▶ **Brief**
Keep only the lines where "arrow" appears.

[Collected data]
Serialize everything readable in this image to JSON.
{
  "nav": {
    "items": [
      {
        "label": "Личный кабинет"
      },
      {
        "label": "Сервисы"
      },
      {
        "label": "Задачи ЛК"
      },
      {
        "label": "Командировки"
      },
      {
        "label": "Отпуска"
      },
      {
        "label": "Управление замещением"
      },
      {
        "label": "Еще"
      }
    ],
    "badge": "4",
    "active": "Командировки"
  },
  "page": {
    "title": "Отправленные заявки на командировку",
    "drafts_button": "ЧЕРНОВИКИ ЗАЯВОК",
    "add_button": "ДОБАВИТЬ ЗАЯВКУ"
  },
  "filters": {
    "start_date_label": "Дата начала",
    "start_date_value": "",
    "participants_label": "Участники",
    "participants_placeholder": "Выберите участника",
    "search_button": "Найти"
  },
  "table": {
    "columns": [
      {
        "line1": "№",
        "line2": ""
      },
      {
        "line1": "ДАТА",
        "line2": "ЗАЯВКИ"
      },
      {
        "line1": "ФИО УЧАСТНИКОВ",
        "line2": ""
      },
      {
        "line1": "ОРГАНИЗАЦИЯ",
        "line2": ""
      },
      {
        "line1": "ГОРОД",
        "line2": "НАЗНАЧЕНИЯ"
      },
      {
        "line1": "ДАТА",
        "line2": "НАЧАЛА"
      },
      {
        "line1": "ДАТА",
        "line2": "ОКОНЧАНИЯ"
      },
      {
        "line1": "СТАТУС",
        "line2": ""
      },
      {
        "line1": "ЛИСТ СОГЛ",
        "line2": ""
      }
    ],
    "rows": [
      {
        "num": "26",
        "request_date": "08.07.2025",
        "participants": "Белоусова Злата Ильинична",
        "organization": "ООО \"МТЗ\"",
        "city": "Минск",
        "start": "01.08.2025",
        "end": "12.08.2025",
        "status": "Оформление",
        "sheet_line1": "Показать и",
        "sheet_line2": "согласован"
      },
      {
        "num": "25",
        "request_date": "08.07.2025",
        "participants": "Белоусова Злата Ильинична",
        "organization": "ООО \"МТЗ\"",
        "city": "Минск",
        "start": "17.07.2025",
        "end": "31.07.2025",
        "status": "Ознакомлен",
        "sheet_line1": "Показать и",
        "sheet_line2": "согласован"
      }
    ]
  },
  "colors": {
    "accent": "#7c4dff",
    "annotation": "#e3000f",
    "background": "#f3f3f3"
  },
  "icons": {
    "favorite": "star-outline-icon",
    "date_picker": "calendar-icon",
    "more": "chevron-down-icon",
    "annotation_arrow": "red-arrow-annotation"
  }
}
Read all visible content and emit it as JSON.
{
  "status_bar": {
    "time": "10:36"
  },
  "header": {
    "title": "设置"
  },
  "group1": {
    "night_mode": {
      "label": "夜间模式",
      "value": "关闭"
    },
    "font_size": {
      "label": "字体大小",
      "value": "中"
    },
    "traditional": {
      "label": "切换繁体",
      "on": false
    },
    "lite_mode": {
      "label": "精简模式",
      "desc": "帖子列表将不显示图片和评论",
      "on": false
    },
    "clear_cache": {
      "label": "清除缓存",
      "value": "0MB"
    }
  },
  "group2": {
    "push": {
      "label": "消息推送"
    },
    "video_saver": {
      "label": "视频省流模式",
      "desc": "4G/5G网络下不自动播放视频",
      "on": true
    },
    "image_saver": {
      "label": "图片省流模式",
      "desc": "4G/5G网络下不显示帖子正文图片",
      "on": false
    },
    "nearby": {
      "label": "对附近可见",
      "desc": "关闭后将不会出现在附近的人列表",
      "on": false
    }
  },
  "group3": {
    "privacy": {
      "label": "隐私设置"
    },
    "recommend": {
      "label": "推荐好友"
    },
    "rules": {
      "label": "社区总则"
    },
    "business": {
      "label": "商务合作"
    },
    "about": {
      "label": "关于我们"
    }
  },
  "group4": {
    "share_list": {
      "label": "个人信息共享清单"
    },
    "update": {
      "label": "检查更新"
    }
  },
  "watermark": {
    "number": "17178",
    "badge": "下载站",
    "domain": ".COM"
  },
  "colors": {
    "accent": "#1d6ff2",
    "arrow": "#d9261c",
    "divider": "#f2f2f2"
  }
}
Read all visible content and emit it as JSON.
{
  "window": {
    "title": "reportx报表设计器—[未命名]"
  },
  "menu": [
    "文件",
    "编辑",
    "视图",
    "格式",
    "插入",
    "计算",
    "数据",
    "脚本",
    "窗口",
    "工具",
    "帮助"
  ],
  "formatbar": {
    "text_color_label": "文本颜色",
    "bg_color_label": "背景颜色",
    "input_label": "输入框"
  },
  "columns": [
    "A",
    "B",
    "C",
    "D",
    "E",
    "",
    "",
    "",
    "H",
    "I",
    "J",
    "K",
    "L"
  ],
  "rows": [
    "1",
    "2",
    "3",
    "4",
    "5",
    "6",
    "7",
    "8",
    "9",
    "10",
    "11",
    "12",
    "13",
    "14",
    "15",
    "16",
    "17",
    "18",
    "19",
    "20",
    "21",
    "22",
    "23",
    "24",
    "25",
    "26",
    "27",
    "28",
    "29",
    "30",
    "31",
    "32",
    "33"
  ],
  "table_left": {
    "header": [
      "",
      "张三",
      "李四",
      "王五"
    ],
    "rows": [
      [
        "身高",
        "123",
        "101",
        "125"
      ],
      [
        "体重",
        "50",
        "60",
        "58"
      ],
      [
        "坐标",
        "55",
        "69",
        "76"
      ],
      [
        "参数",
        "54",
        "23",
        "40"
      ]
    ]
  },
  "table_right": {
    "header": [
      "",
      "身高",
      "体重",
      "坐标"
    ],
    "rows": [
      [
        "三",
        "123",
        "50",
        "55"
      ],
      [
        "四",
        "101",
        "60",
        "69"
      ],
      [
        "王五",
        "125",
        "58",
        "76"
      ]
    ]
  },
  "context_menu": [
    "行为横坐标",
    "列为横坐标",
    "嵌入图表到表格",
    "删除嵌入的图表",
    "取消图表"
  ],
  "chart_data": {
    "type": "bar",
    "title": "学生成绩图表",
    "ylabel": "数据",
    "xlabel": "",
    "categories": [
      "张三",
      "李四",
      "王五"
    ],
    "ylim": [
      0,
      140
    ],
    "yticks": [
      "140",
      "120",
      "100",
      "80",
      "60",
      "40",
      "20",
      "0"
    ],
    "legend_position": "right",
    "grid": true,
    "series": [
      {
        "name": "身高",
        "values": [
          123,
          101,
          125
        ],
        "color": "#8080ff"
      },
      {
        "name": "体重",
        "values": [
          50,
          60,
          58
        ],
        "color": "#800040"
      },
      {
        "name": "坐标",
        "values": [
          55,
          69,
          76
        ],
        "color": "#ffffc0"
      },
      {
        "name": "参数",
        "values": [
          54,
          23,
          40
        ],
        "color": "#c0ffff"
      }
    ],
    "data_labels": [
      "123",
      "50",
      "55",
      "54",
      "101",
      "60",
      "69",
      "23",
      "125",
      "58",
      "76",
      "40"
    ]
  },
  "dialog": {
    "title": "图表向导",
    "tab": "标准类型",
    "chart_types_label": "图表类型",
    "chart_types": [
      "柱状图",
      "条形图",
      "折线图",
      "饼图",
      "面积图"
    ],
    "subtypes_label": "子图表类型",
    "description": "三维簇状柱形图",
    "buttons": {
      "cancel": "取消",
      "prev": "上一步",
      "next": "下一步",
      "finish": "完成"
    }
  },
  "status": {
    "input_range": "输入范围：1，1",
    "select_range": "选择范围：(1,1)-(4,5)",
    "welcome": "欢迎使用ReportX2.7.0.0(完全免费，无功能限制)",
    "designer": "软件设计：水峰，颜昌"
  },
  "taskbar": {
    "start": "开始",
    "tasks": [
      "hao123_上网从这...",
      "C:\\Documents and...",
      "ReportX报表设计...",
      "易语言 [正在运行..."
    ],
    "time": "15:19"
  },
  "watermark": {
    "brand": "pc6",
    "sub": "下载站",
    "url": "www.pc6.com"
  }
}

▶ **Response**
    "annotation_arrow": "red-arrow-annotation"
    "arrow": "#d9261c",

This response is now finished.